- **TASK REQUIREMENTS**
Return each line of the records with nothing changed, pictures excepted.

- **PROVIDED MATERIAL**
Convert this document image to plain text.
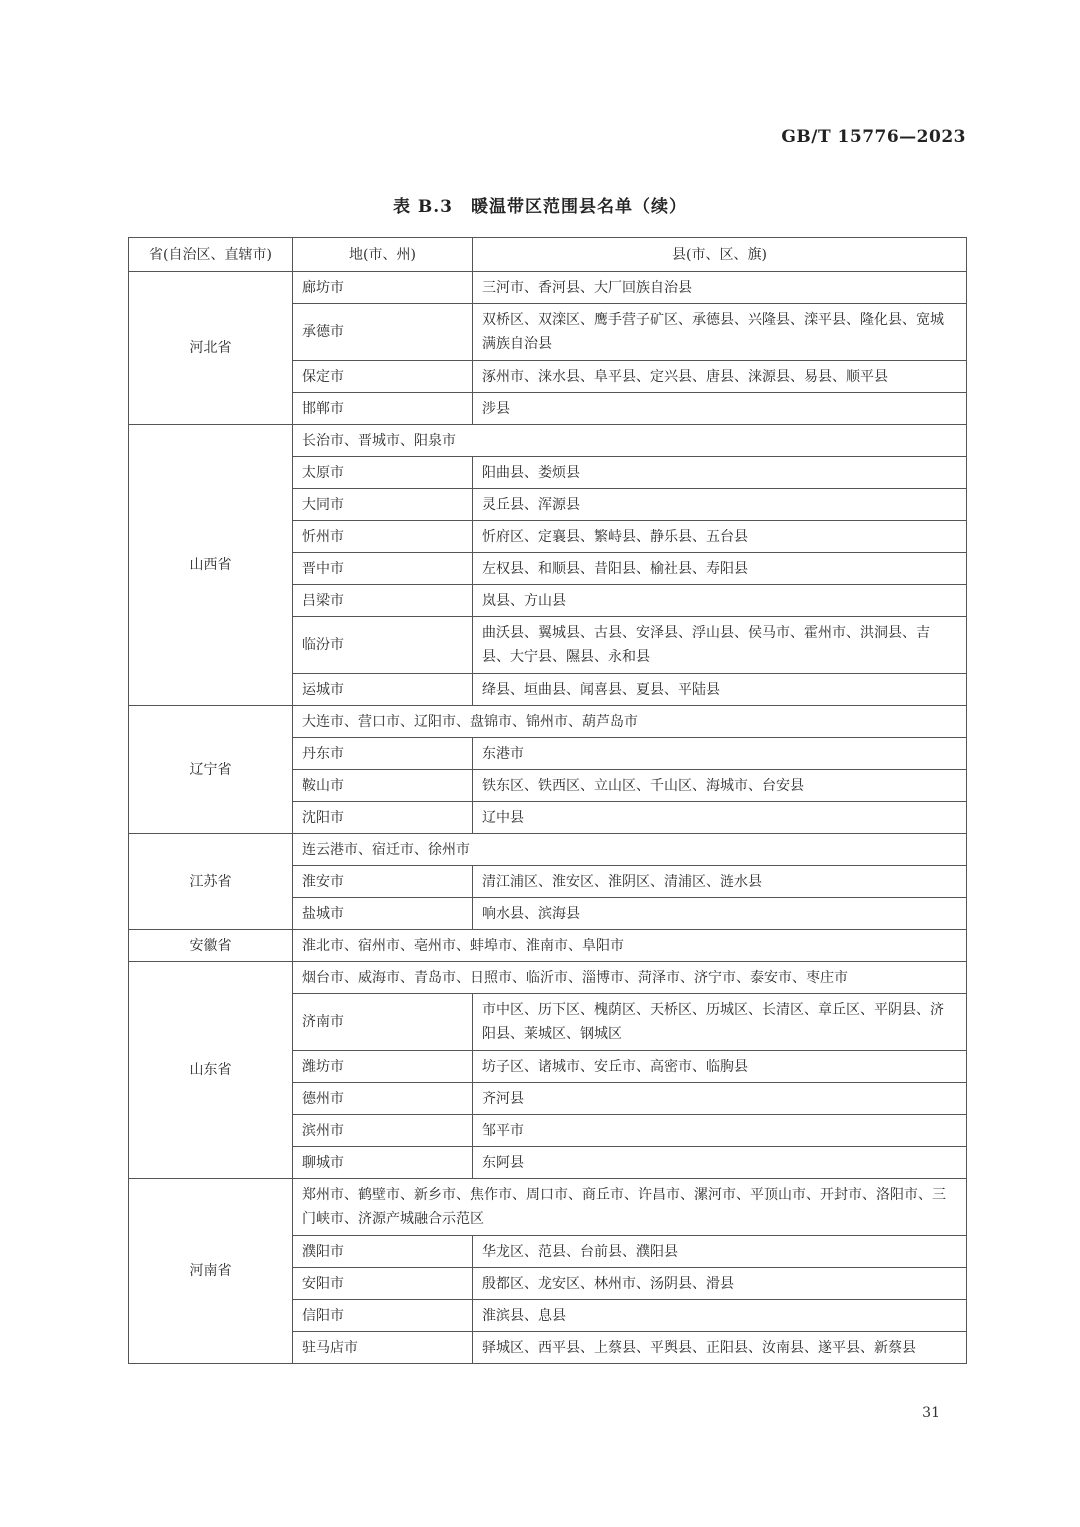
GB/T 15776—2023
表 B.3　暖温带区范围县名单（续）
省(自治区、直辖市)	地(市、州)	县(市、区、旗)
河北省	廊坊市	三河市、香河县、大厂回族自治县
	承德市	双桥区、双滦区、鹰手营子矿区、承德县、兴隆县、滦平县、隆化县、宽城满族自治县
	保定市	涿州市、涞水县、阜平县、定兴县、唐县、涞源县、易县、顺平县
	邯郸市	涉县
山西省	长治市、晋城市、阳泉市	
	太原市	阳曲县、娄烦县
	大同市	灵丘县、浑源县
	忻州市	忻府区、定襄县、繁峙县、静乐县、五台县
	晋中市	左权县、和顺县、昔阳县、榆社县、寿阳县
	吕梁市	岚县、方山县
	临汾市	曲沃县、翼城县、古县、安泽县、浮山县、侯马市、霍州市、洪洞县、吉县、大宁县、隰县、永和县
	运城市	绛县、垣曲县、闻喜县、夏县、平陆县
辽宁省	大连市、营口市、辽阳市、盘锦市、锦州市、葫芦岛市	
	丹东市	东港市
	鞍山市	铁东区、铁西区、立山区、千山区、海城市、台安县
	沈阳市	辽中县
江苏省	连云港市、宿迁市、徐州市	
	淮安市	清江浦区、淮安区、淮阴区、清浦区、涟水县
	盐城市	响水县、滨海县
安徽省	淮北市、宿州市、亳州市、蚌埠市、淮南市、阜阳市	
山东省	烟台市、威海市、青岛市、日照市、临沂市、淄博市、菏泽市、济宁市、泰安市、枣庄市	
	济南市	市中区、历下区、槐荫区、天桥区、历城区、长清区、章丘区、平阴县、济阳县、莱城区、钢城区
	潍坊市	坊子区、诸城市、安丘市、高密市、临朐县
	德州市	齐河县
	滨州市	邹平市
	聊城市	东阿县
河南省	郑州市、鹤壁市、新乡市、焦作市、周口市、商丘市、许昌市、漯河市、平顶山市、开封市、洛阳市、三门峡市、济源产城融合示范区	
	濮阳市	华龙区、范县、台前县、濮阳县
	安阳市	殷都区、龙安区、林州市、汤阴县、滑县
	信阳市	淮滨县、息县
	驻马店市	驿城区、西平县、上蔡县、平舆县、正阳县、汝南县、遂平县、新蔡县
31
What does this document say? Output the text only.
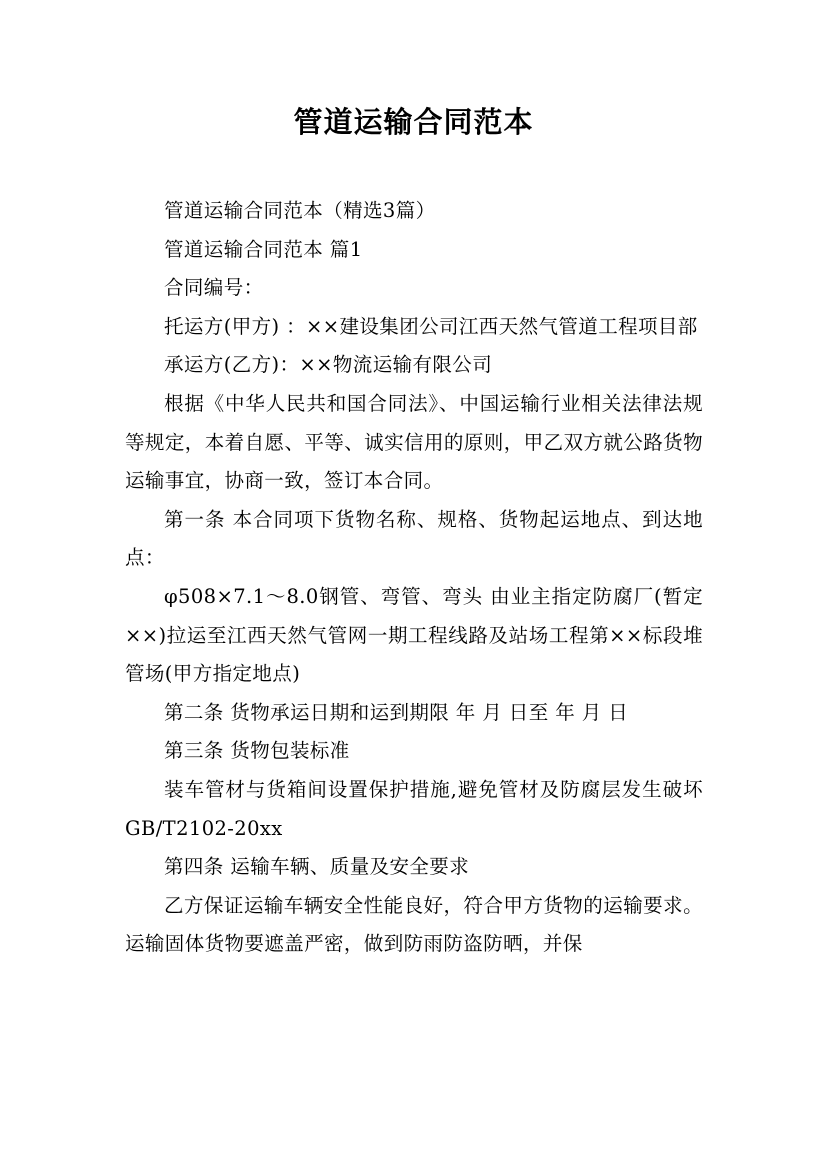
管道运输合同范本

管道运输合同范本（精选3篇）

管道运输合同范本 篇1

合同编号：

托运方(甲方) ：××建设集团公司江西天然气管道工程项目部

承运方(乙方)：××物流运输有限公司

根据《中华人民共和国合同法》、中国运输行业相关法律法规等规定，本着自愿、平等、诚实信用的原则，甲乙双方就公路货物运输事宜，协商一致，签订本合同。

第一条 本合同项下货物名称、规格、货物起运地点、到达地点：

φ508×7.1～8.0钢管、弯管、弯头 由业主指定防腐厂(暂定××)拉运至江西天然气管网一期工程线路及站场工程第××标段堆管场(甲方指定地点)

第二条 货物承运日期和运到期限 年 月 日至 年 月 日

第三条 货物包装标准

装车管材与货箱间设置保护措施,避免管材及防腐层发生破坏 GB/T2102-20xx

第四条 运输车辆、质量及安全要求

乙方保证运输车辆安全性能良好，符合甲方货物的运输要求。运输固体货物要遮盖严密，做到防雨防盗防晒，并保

- **SOLUTION FOR THIS TASK**
Convert this document image to plain text.
GB/T 15776—2023
表 B.3　暖温带区范围县名单（续）
省(自治区、直辖市)	地(市、州)	县(市、区、旗)
河北省	廊坊市	三河市、香河县、大厂回族自治县
	承德市	双桥区、双滦区、鹰手营子矿区、承德县、兴隆县、滦平县、隆化县、宽城满族自治县
	保定市	涿州市、涞水县、阜平县、定兴县、唐县、涞源县、易县、顺平县
	邯郸市	涉县
山西省	长治市、晋城市、阳泉市	
	太原市	阳曲县、娄烦县
	大同市	灵丘县、浑源县
	忻州市	忻府区、定襄县、繁峙县、静乐县、五台县
	晋中市	左权县、和顺县、昔阳县、榆社县、寿阳县
	吕梁市	岚县、方山县
	临汾市	曲沃县、翼城县、古县、安泽县、浮山县、侯马市、霍州市、洪洞县、吉县、大宁县、隰县、永和县
	运城市	绛县、垣曲县、闻喜县、夏县、平陆县
辽宁省	大连市、营口市、辽阳市、盘锦市、锦州市、葫芦岛市	
	丹东市	东港市
	鞍山市	铁东区、铁西区、立山区、千山区、海城市、台安县
	沈阳市	辽中县
江苏省	连云港市、宿迁市、徐州市	
	淮安市	清江浦区、淮安区、淮阴区、清浦区、涟水县
	盐城市	响水县、滨海县
安徽省	淮北市、宿州市、亳州市、蚌埠市、淮南市、阜阳市	
山东省	烟台市、威海市、青岛市、日照市、临沂市、淄博市、菏泽市、济宁市、泰安市、枣庄市	
	济南市	市中区、历下区、槐荫区、天桥区、历城区、长清区、章丘区、平阴县、济阳县、莱城区、钢城区
	潍坊市	坊子区、诸城市、安丘市、高密市、临朐县
	德州市	齐河县
	滨州市	邹平市
	聊城市	东阿县
河南省	郑州市、鹤壁市、新乡市、焦作市、周口市、商丘市、许昌市、漯河市、平顶山市、开封市、洛阳市、三门峡市、济源产城融合示范区	
	濮阳市	华龙区、范县、台前县、濮阳县
	安阳市	殷都区、龙安区、林州市、汤阴县、滑县
	信阳市	淮滨县、息县
	驻马店市	驿城区、西平县、上蔡县、平舆县、正阳县、汝南县、遂平县、新蔡县
31
What does this document say? Output the text only.
管道运输合同范本

管道运输合同范本（精选3篇）

管道运输合同范本 篇1

合同编号：

托运方(甲方) ：××建设集团公司江西天然气管道工程项目部

承运方(乙方)：××物流运输有限公司

根据《中华人民共和国合同法》、中国运输行业相关法律法规等规定，本着自愿、平等、诚实信用的原则，甲乙双方就公路货物运输事宜，协商一致，签订本合同。

第一条 本合同项下货物名称、规格、货物起运地点、到达地点：

φ508×7.1～8.0钢管、弯管、弯头 由业主指定防腐厂(暂定××)拉运至江西天然气管网一期工程线路及站场工程第××标段堆管场(甲方指定地点)

第二条 货物承运日期和运到期限 年 月 日至 年 月 日

第三条 货物包装标准

装车管材与货箱间设置保护措施,避免管材及防腐层发生破坏 GB/T2102-20xx

第四条 运输车辆、质量及安全要求

乙方保证运输车辆安全性能良好，符合甲方货物的运输要求。运输固体货物要遮盖严密，做到防雨防盗防晒，并保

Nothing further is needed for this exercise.